• [Work required]:
Will you transcribe the entries that follow, exactly and in full?

--- begin ---

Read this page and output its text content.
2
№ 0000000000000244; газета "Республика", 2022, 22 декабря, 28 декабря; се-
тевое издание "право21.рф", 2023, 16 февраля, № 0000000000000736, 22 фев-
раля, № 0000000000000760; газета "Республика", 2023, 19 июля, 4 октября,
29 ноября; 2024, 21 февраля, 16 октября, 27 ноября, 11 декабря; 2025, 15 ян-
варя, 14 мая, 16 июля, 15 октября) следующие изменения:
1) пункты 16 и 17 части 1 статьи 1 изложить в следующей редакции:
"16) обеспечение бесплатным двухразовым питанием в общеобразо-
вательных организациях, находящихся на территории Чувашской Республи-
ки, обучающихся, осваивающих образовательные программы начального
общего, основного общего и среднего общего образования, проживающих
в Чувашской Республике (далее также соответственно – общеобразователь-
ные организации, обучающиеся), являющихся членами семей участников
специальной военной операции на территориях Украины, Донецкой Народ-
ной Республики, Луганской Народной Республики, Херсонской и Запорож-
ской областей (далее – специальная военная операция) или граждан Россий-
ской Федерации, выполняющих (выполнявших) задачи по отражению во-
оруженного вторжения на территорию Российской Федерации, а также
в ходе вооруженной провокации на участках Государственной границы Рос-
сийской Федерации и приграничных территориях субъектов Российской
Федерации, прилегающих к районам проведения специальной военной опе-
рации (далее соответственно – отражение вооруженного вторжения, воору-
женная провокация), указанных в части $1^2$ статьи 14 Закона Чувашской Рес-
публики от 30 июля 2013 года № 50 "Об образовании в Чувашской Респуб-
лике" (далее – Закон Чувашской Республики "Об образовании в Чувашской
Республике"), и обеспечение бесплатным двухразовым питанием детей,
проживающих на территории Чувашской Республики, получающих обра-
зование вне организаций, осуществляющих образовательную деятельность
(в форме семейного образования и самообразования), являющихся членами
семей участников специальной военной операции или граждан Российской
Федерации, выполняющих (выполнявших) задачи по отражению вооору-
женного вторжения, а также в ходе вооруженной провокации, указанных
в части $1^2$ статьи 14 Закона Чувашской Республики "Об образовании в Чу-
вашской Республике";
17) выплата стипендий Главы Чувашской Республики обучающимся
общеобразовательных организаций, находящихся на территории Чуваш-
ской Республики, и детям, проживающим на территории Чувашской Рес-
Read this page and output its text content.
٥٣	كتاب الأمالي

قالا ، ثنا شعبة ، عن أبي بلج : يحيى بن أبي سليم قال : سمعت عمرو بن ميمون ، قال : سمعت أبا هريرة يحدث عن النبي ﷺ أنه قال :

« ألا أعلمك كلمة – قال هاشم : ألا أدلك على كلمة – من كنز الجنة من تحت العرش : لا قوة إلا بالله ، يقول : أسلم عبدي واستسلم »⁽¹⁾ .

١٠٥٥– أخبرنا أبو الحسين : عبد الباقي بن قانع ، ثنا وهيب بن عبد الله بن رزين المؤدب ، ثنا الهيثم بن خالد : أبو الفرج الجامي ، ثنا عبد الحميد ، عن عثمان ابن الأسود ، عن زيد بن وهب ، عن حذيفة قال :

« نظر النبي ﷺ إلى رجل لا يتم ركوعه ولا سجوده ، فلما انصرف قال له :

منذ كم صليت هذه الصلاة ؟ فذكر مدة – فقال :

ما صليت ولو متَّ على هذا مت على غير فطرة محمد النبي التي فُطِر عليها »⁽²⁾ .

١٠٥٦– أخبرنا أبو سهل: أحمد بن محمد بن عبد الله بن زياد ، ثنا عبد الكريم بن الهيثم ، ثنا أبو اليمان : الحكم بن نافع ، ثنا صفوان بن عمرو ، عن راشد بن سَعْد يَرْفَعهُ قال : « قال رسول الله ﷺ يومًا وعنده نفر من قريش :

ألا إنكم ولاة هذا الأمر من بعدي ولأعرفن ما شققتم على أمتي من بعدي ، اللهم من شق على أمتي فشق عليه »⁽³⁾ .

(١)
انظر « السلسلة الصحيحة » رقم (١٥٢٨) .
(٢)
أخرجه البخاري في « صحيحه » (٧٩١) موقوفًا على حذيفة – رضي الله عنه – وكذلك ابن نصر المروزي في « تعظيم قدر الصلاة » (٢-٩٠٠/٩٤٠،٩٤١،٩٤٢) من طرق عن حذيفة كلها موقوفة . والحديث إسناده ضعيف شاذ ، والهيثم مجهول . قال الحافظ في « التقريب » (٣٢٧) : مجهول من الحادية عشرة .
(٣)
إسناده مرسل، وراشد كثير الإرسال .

--- end ---

• [Result]:
Read this page and output its text content.
2
№ 0000000000000244; газета "Республика", 2022, 22 декабря, 28 декабря; се-
тевое издание "право21.рф", 2023, 16 февраля, № 0000000000000736, 22 фев-
раля, № 0000000000000760; газета "Республика", 2023, 19 июля, 4 октября,
29 ноября; 2024, 21 февраля, 16 октября, 27 ноября, 11 декабря; 2025, 15 ян-
варя, 14 мая, 16 июля, 15 октября) следующие изменения:
1) пункты 16 и 17 части 1 статьи 1 изложить в следующей редакции:
"16) обеспечение бесплатным двухразовым питанием в общеобразо-
вательных организациях, находящихся на территории Чувашской Республи-
ки, обучающихся, осваивающих образовательные программы начального
общего, основного общего и среднего общего образования, проживающих
в Чувашской Республике (далее также соответственно – общеобразователь-
ные организации, обучающиеся), являющихся членами семей участников
специальной военной операции на территориях Украины, Донецкой Народ-
ной Республики, Луганской Народной Республики, Херсонской и Запорож-
ской областей (далее – специальная военная операция) или граждан Россий-
ской Федерации, выполняющих (выполнявших) задачи по отражению во-
оруженного вторжения на территорию Российской Федерации, а также
в ходе вооруженной провокации на участках Государственной границы Рос-
сийской Федерации и приграничных территориях субъектов Российской
Федерации, прилегающих к районам проведения специальной военной опе-
рации (далее соответственно – отражение вооруженного вторжения, воору-
женная провокация), указанных в части $1^2$ статьи 14 Закона Чувашской Рес-
публики от 30 июля 2013 года № 50 "Об образовании в Чувашской Респуб-
лике" (далее – Закон Чувашской Республики "Об образовании в Чувашской
Республике"), и обеспечение бесплатным двухразовым питанием детей,
проживающих на территории Чувашской Республики, получающих обра-
зование вне организаций, осуществляющих образовательную деятельность
(в форме семейного образования и самообразования), являющихся членами
семей участников специальной военной операции или граждан Российской
Федерации, выполняющих (выполнявших) задачи по отражению вооору-
женного вторжения, а также в ходе вооруженной провокации, указанных
в части $1^2$ статьи 14 Закона Чувашской Республики "Об образовании в Чу-
вашской Республике";
17) выплата стипендий Главы Чувашской Республики обучающимся
общеобразовательных организаций, находящихся на территории Чуваш-
ской Республики, и детям, проживающим на территории Чувашской Рес-
Read this page and output its text content.
٥٣	كتاب الأمالي

قالا ، ثنا شعبة ، عن أبي بلج : يحيى بن أبي سليم قال : سمعت عمرو بن ميمون ، قال : سمعت أبا هريرة يحدث عن النبي ﷺ أنه قال :

« ألا أعلمك كلمة – قال هاشم : ألا أدلك على كلمة – من كنز الجنة من تحت العرش : لا قوة إلا بالله ، يقول : أسلم عبدي واستسلم »⁽¹⁾ .

١٠٥٥– أخبرنا أبو الحسين : عبد الباقي بن قانع ، ثنا وهيب بن عبد الله بن رزين المؤدب ، ثنا الهيثم بن خالد : أبو الفرج الجامي ، ثنا عبد الحميد ، عن عثمان ابن الأسود ، عن زيد بن وهب ، عن حذيفة قال :

« نظر النبي ﷺ إلى رجل لا يتم ركوعه ولا سجوده ، فلما انصرف قال له :

منذ كم صليت هذه الصلاة ؟ فذكر مدة – فقال :

ما صليت ولو متَّ على هذا مت على غير فطرة محمد النبي التي فُطِر عليها »⁽²⁾ .

١٠٥٦– أخبرنا أبو سهل: أحمد بن محمد بن عبد الله بن زياد ، ثنا عبد الكريم بن الهيثم ، ثنا أبو اليمان : الحكم بن نافع ، ثنا صفوان بن عمرو ، عن راشد بن سَعْد يَرْفَعهُ قال : « قال رسول الله ﷺ يومًا وعنده نفر من قريش :

ألا إنكم ولاة هذا الأمر من بعدي ولأعرفن ما شققتم على أمتي من بعدي ، اللهم من شق على أمتي فشق عليه »⁽³⁾ .

(١)
انظر « السلسلة الصحيحة » رقم (١٥٢٨) .
(٢)
أخرجه البخاري في « صحيحه » (٧٩١) موقوفًا على حذيفة – رضي الله عنه – وكذلك ابن نصر المروزي في « تعظيم قدر الصلاة » (٢-٩٠٠/٩٤٠،٩٤١،٩٤٢) من طرق عن حذيفة كلها موقوفة . والحديث إسناده ضعيف شاذ ، والهيثم مجهول . قال الحافظ في « التقريب » (٣٢٧) : مجهول من الحادية عشرة .
(٣)
إسناده مرسل، وراشد كثير الإرسال .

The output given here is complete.